WHAT IS ASKED:
Can you transcribe every entry word for word, skipping the images?

--*--

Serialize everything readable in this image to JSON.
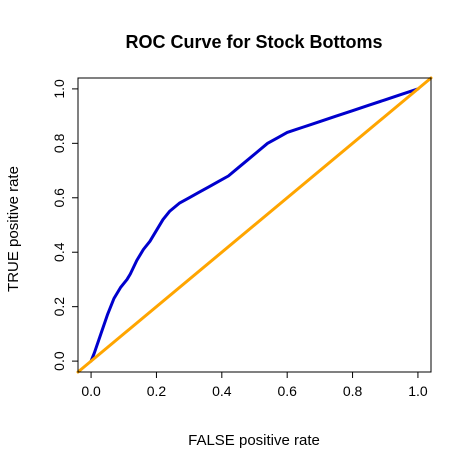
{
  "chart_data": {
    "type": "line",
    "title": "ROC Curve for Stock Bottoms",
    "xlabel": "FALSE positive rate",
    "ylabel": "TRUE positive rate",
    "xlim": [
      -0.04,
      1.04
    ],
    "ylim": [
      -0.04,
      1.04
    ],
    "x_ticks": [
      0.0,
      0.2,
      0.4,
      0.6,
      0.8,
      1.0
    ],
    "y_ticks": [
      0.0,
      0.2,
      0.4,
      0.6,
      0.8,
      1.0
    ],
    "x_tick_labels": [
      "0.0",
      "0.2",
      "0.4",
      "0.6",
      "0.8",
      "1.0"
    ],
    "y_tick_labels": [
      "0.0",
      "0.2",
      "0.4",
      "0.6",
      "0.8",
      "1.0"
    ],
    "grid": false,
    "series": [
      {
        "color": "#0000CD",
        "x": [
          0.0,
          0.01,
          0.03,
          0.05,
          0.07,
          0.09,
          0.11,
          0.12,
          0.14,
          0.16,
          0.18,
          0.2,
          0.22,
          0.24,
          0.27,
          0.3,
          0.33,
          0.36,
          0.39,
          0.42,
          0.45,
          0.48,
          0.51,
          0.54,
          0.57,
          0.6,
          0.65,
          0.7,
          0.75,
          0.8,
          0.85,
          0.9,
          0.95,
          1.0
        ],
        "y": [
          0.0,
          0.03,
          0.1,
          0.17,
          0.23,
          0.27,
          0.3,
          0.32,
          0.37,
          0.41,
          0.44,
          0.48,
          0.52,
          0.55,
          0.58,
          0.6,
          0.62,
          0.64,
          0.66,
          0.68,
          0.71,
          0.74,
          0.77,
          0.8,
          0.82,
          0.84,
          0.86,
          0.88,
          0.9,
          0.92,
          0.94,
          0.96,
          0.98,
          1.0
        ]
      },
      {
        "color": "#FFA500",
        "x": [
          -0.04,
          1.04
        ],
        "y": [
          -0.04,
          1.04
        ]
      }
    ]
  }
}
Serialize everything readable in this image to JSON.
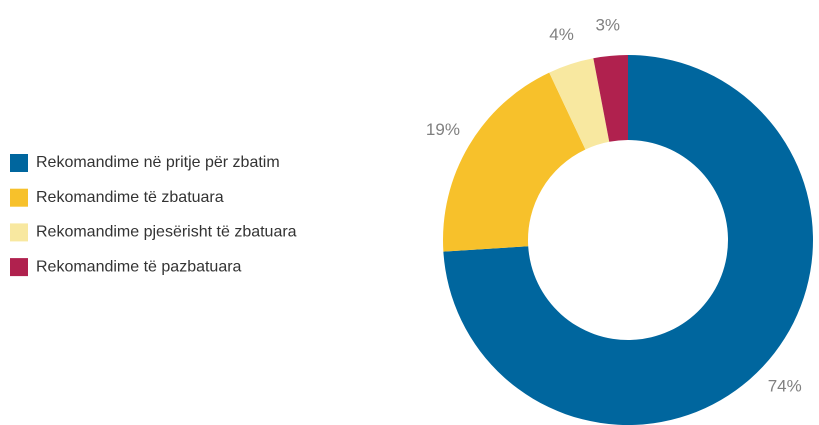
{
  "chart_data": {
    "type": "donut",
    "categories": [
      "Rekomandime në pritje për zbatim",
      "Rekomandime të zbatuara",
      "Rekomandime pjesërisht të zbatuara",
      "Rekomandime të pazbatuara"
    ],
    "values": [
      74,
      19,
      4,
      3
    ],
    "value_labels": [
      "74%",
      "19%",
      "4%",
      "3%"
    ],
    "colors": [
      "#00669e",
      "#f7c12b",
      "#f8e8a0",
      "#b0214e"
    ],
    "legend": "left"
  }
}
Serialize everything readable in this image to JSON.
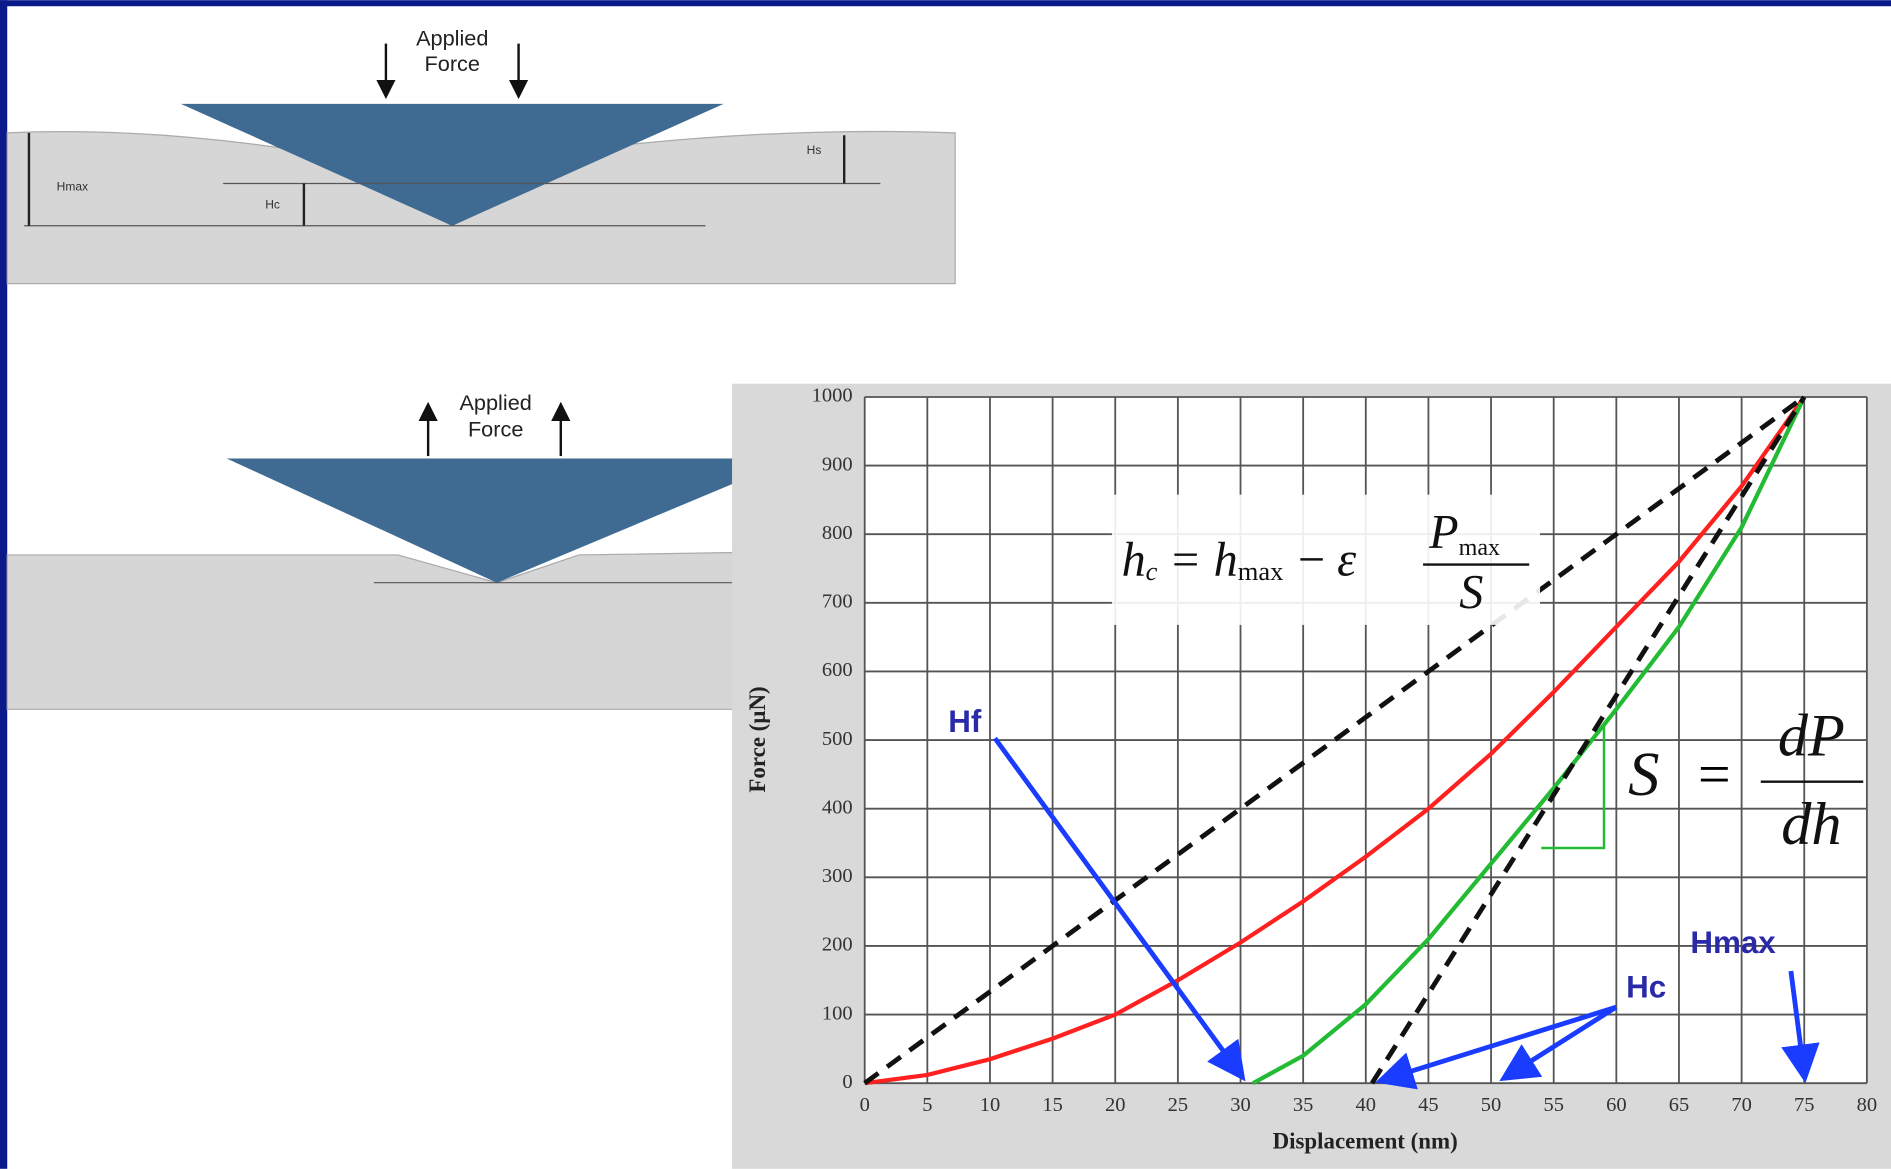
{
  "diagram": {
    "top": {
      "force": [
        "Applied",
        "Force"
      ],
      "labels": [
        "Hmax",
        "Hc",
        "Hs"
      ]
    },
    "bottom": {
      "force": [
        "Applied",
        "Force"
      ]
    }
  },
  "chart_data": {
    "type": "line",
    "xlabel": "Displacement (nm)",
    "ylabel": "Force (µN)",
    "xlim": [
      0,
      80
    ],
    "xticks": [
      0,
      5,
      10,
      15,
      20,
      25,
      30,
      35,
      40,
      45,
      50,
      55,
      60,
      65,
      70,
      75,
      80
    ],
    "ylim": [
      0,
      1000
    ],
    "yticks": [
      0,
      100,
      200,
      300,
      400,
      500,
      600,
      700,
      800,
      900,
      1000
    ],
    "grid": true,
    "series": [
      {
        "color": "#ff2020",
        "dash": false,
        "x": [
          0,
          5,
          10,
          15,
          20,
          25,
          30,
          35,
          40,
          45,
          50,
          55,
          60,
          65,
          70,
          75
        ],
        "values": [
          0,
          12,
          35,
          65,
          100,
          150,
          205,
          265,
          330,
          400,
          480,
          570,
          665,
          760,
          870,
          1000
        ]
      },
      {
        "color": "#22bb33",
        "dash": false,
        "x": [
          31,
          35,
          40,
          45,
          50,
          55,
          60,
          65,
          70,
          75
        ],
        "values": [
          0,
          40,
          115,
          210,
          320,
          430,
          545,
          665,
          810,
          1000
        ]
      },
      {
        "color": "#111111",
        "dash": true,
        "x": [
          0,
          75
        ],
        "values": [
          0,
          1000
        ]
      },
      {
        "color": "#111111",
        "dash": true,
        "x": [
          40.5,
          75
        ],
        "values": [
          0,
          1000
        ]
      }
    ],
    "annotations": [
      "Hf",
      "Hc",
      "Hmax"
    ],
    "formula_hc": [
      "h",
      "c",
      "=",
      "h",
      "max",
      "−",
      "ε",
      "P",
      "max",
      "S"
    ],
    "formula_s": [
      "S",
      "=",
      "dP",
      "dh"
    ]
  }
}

--*--

SOLUTION:
Serialize everything readable in this image to JSON.
{
  "chart_data": {
    "type": "line",
    "title": "ROC Curve for Stock Bottoms",
    "xlabel": "FALSE positive rate",
    "ylabel": "TRUE positive rate",
    "xlim": [
      -0.04,
      1.04
    ],
    "ylim": [
      -0.04,
      1.04
    ],
    "x_ticks": [
      0.0,
      0.2,
      0.4,
      0.6,
      0.8,
      1.0
    ],
    "y_ticks": [
      0.0,
      0.2,
      0.4,
      0.6,
      0.8,
      1.0
    ],
    "x_tick_labels": [
      "0.0",
      "0.2",
      "0.4",
      "0.6",
      "0.8",
      "1.0"
    ],
    "y_tick_labels": [
      "0.0",
      "0.2",
      "0.4",
      "0.6",
      "0.8",
      "1.0"
    ],
    "grid": false,
    "series": [
      {
        "color": "#0000CD",
        "x": [
          0.0,
          0.01,
          0.03,
          0.05,
          0.07,
          0.09,
          0.11,
          0.12,
          0.14,
          0.16,
          0.18,
          0.2,
          0.22,
          0.24,
          0.27,
          0.3,
          0.33,
          0.36,
          0.39,
          0.42,
          0.45,
          0.48,
          0.51,
          0.54,
          0.57,
          0.6,
          0.65,
          0.7,
          0.75,
          0.8,
          0.85,
          0.9,
          0.95,
          1.0
        ],
        "y": [
          0.0,
          0.03,
          0.1,
          0.17,
          0.23,
          0.27,
          0.3,
          0.32,
          0.37,
          0.41,
          0.44,
          0.48,
          0.52,
          0.55,
          0.58,
          0.6,
          0.62,
          0.64,
          0.66,
          0.68,
          0.71,
          0.74,
          0.77,
          0.8,
          0.82,
          0.84,
          0.86,
          0.88,
          0.9,
          0.92,
          0.94,
          0.96,
          0.98,
          1.0
        ]
      },
      {
        "color": "#FFA500",
        "x": [
          -0.04,
          1.04
        ],
        "y": [
          -0.04,
          1.04
        ]
      }
    ]
  }
}
Serialize everything readable in this image to JSON.
{
  "chart_data": {
    "type": "donut",
    "categories": [
      "Rekomandime në pritje për zbatim",
      "Rekomandime të zbatuara",
      "Rekomandime pjesërisht të zbatuara",
      "Rekomandime të pazbatuara"
    ],
    "values": [
      74,
      19,
      4,
      3
    ],
    "value_labels": [
      "74%",
      "19%",
      "4%",
      "3%"
    ],
    "colors": [
      "#00669e",
      "#f7c12b",
      "#f8e8a0",
      "#b0214e"
    ],
    "legend": "left"
  }
}
Serialize everything readable in this image to JSON.
{
  "diagram": {
    "top": {
      "force": [
        "Applied",
        "Force"
      ],
      "labels": [
        "Hmax",
        "Hc",
        "Hs"
      ]
    },
    "bottom": {
      "force": [
        "Applied",
        "Force"
      ]
    }
  },
  "chart_data": {
    "type": "line",
    "xlabel": "Displacement (nm)",
    "ylabel": "Force (µN)",
    "xlim": [
      0,
      80
    ],
    "xticks": [
      0,
      5,
      10,
      15,
      20,
      25,
      30,
      35,
      40,
      45,
      50,
      55,
      60,
      65,
      70,
      75,
      80
    ],
    "ylim": [
      0,
      1000
    ],
    "yticks": [
      0,
      100,
      200,
      300,
      400,
      500,
      600,
      700,
      800,
      900,
      1000
    ],
    "grid": true,
    "series": [
      {
        "color": "#ff2020",
        "dash": false,
        "x": [
          0,
          5,
          10,
          15,
          20,
          25,
          30,
          35,
          40,
          45,
          50,
          55,
          60,
          65,
          70,
          75
        ],
        "values": [
          0,
          12,
          35,
          65,
          100,
          150,
          205,
          265,
          330,
          400,
          480,
          570,
          665,
          760,
          870,
          1000
        ]
      },
      {
        "color": "#22bb33",
        "dash": false,
        "x": [
          31,
          35,
          40,
          45,
          50,
          55,
          60,
          65,
          70,
          75
        ],
        "values": [
          0,
          40,
          115,
          210,
          320,
          430,
          545,
          665,
          810,
          1000
        ]
      },
      {
        "color": "#111111",
        "dash": true,
        "x": [
          0,
          75
        ],
        "values": [
          0,
          1000
        ]
      },
      {
        "color": "#111111",
        "dash": true,
        "x": [
          40.5,
          75
        ],
        "values": [
          0,
          1000
        ]
      }
    ],
    "annotations": [
      "Hf",
      "Hc",
      "Hmax"
    ],
    "formula_hc": [
      "h",
      "c",
      "=",
      "h",
      "max",
      "−",
      "ε",
      "P",
      "max",
      "S"
    ],
    "formula_s": [
      "S",
      "=",
      "dP",
      "dh"
    ]
  }
}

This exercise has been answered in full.